REQUIRED WORK:
What follows is a set of records; repeat all of them exactly.
## Begin RECORD LIST
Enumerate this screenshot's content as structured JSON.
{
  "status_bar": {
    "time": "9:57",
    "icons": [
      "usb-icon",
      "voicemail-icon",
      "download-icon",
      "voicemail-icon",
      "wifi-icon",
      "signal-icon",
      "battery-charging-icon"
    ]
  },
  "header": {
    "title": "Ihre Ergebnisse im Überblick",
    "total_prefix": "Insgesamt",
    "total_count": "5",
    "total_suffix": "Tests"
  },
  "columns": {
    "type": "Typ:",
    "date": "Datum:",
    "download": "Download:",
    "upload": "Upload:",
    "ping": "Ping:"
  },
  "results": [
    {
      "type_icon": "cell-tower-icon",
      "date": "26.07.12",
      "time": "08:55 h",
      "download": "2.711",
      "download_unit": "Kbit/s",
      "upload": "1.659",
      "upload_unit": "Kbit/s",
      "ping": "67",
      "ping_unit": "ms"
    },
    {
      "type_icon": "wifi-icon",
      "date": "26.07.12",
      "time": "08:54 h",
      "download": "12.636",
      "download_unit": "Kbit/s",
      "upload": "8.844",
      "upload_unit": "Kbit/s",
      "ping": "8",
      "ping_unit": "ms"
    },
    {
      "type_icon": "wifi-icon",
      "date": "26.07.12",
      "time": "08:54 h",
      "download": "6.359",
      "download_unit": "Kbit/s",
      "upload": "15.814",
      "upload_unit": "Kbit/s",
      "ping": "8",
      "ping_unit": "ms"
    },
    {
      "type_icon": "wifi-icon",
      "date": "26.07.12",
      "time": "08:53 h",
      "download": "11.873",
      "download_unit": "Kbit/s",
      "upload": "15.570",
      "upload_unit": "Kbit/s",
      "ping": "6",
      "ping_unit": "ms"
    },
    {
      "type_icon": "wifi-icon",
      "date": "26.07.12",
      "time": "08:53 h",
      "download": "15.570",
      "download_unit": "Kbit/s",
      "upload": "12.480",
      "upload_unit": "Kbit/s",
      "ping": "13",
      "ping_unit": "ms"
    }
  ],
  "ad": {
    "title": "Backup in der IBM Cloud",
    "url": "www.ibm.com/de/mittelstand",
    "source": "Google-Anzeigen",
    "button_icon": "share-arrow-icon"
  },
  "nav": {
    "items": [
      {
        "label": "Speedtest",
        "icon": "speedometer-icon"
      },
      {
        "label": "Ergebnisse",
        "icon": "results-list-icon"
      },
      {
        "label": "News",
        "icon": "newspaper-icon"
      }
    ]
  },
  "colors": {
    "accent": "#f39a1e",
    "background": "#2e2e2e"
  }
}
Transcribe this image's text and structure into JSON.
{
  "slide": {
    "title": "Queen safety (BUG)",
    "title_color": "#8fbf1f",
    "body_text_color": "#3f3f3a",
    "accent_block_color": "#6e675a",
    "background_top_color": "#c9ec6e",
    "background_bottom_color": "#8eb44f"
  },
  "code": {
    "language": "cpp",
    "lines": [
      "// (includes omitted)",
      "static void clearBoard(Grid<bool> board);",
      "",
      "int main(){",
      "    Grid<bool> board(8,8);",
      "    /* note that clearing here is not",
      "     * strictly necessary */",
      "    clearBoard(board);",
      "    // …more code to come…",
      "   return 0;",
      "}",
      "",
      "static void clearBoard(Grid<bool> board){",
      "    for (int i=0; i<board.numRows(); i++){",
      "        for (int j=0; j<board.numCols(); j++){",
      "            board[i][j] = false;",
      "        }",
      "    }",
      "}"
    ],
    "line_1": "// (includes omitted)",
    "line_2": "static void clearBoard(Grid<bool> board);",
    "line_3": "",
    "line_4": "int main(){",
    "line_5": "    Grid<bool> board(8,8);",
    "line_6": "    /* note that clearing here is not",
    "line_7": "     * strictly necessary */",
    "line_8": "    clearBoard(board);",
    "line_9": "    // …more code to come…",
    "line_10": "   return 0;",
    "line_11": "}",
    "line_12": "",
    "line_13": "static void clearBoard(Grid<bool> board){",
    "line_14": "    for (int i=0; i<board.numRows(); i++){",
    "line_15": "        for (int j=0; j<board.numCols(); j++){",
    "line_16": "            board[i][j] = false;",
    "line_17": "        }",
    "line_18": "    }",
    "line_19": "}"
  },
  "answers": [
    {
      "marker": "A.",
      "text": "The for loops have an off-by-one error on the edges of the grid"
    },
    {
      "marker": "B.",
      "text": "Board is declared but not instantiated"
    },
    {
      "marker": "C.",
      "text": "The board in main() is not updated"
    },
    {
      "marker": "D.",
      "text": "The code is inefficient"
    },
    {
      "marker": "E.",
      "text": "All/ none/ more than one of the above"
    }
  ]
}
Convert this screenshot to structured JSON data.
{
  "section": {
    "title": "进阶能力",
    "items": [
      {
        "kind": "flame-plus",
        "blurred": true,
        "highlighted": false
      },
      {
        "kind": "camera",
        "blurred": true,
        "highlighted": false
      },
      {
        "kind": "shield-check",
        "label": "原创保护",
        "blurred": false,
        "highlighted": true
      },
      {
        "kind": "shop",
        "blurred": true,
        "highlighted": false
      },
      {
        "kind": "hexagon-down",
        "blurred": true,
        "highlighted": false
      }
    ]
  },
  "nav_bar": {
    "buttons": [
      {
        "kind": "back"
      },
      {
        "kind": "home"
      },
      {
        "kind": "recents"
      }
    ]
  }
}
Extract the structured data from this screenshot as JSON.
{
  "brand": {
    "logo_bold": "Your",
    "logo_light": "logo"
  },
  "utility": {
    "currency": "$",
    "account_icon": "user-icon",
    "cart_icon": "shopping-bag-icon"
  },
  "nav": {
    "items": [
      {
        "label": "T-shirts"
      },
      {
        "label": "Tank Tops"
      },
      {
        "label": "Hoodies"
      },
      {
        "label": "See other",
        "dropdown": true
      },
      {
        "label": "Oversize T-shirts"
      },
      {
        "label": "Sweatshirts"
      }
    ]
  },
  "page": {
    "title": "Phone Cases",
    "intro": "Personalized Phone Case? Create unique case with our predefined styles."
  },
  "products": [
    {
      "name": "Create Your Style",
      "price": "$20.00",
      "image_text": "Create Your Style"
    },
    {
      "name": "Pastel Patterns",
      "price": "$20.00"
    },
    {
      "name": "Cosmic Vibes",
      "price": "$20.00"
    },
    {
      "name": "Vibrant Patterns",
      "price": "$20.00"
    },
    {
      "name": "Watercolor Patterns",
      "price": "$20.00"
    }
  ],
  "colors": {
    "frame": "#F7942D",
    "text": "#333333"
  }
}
## End RECORD LIST
RESPONSE FOR THIS EXERCISE:
Enumerate this screenshot's content as structured JSON.
{
  "status_bar": {
    "time": "9:57",
    "icons": [
      "usb-icon",
      "voicemail-icon",
      "download-icon",
      "voicemail-icon",
      "wifi-icon",
      "signal-icon",
      "battery-charging-icon"
    ]
  },
  "header": {
    "title": "Ihre Ergebnisse im Überblick",
    "total_prefix": "Insgesamt",
    "total_count": "5",
    "total_suffix": "Tests"
  },
  "columns": {
    "type": "Typ:",
    "date": "Datum:",
    "download": "Download:",
    "upload": "Upload:",
    "ping": "Ping:"
  },
  "results": [
    {
      "type_icon": "cell-tower-icon",
      "date": "26.07.12",
      "time": "08:55 h",
      "download": "2.711",
      "download_unit": "Kbit/s",
      "upload": "1.659",
      "upload_unit": "Kbit/s",
      "ping": "67",
      "ping_unit": "ms"
    },
    {
      "type_icon": "wifi-icon",
      "date": "26.07.12",
      "time": "08:54 h",
      "download": "12.636",
      "download_unit": "Kbit/s",
      "upload": "8.844",
      "upload_unit": "Kbit/s",
      "ping": "8",
      "ping_unit": "ms"
    },
    {
      "type_icon": "wifi-icon",
      "date": "26.07.12",
      "time": "08:54 h",
      "download": "6.359",
      "download_unit": "Kbit/s",
      "upload": "15.814",
      "upload_unit": "Kbit/s",
      "ping": "8",
      "ping_unit": "ms"
    },
    {
      "type_icon": "wifi-icon",
      "date": "26.07.12",
      "time": "08:53 h",
      "download": "11.873",
      "download_unit": "Kbit/s",
      "upload": "15.570",
      "upload_unit": "Kbit/s",
      "ping": "6",
      "ping_unit": "ms"
    },
    {
      "type_icon": "wifi-icon",
      "date": "26.07.12",
      "time": "08:53 h",
      "download": "15.570",
      "download_unit": "Kbit/s",
      "upload": "12.480",
      "upload_unit": "Kbit/s",
      "ping": "13",
      "ping_unit": "ms"
    }
  ],
  "ad": {
    "title": "Backup in der IBM Cloud",
    "url": "www.ibm.com/de/mittelstand",
    "source": "Google-Anzeigen",
    "button_icon": "share-arrow-icon"
  },
  "nav": {
    "items": [
      {
        "label": "Speedtest",
        "icon": "speedometer-icon"
      },
      {
        "label": "Ergebnisse",
        "icon": "results-list-icon"
      },
      {
        "label": "News",
        "icon": "newspaper-icon"
      }
    ]
  },
  "colors": {
    "accent": "#f39a1e",
    "background": "#2e2e2e"
  }
}
Transcribe this image's text and structure into JSON.
{
  "slide": {
    "title": "Queen safety (BUG)",
    "title_color": "#8fbf1f",
    "body_text_color": "#3f3f3a",
    "accent_block_color": "#6e675a",
    "background_top_color": "#c9ec6e",
    "background_bottom_color": "#8eb44f"
  },
  "code": {
    "language": "cpp",
    "lines": [
      "// (includes omitted)",
      "static void clearBoard(Grid<bool> board);",
      "",
      "int main(){",
      "    Grid<bool> board(8,8);",
      "    /* note that clearing here is not",
      "     * strictly necessary */",
      "    clearBoard(board);",
      "    // …more code to come…",
      "   return 0;",
      "}",
      "",
      "static void clearBoard(Grid<bool> board){",
      "    for (int i=0; i<board.numRows(); i++){",
      "        for (int j=0; j<board.numCols(); j++){",
      "            board[i][j] = false;",
      "        }",
      "    }",
      "}"
    ],
    "line_1": "// (includes omitted)",
    "line_2": "static void clearBoard(Grid<bool> board);",
    "line_3": "",
    "line_4": "int main(){",
    "line_5": "    Grid<bool> board(8,8);",
    "line_6": "    /* note that clearing here is not",
    "line_7": "     * strictly necessary */",
    "line_8": "    clearBoard(board);",
    "line_9": "    // …more code to come…",
    "line_10": "   return 0;",
    "line_11": "}",
    "line_12": "",
    "line_13": "static void clearBoard(Grid<bool> board){",
    "line_14": "    for (int i=0; i<board.numRows(); i++){",
    "line_15": "        for (int j=0; j<board.numCols(); j++){",
    "line_16": "            board[i][j] = false;",
    "line_17": "        }",
    "line_18": "    }",
    "line_19": "}"
  },
  "answers": [
    {
      "marker": "A.",
      "text": "The for loops have an off-by-one error on the edges of the grid"
    },
    {
      "marker": "B.",
      "text": "Board is declared but not instantiated"
    },
    {
      "marker": "C.",
      "text": "The board in main() is not updated"
    },
    {
      "marker": "D.",
      "text": "The code is inefficient"
    },
    {
      "marker": "E.",
      "text": "All/ none/ more than one of the above"
    }
  ]
}
Convert this screenshot to structured JSON data.
{
  "section": {
    "title": "进阶能力",
    "items": [
      {
        "kind": "flame-plus",
        "blurred": true,
        "highlighted": false
      },
      {
        "kind": "camera",
        "blurred": true,
        "highlighted": false
      },
      {
        "kind": "shield-check",
        "label": "原创保护",
        "blurred": false,
        "highlighted": true
      },
      {
        "kind": "shop",
        "blurred": true,
        "highlighted": false
      },
      {
        "kind": "hexagon-down",
        "blurred": true,
        "highlighted": false
      }
    ]
  },
  "nav_bar": {
    "buttons": [
      {
        "kind": "back"
      },
      {
        "kind": "home"
      },
      {
        "kind": "recents"
      }
    ]
  }
}
Extract the structured data from this screenshot as JSON.
{
  "brand": {
    "logo_bold": "Your",
    "logo_light": "logo"
  },
  "utility": {
    "currency": "$",
    "account_icon": "user-icon",
    "cart_icon": "shopping-bag-icon"
  },
  "nav": {
    "items": [
      {
        "label": "T-shirts"
      },
      {
        "label": "Tank Tops"
      },
      {
        "label": "Hoodies"
      },
      {
        "label": "See other",
        "dropdown": true
      },
      {
        "label": "Oversize T-shirts"
      },
      {
        "label": "Sweatshirts"
      }
    ]
  },
  "page": {
    "title": "Phone Cases",
    "intro": "Personalized Phone Case? Create unique case with our predefined styles."
  },
  "products": [
    {
      "name": "Create Your Style",
      "price": "$20.00",
      "image_text": "Create Your Style"
    },
    {
      "name": "Pastel Patterns",
      "price": "$20.00"
    },
    {
      "name": "Cosmic Vibes",
      "price": "$20.00"
    },
    {
      "name": "Vibrant Patterns",
      "price": "$20.00"
    },
    {
      "name": "Watercolor Patterns",
      "price": "$20.00"
    }
  ],
  "colors": {
    "frame": "#F7942D",
    "text": "#333333"
  }
}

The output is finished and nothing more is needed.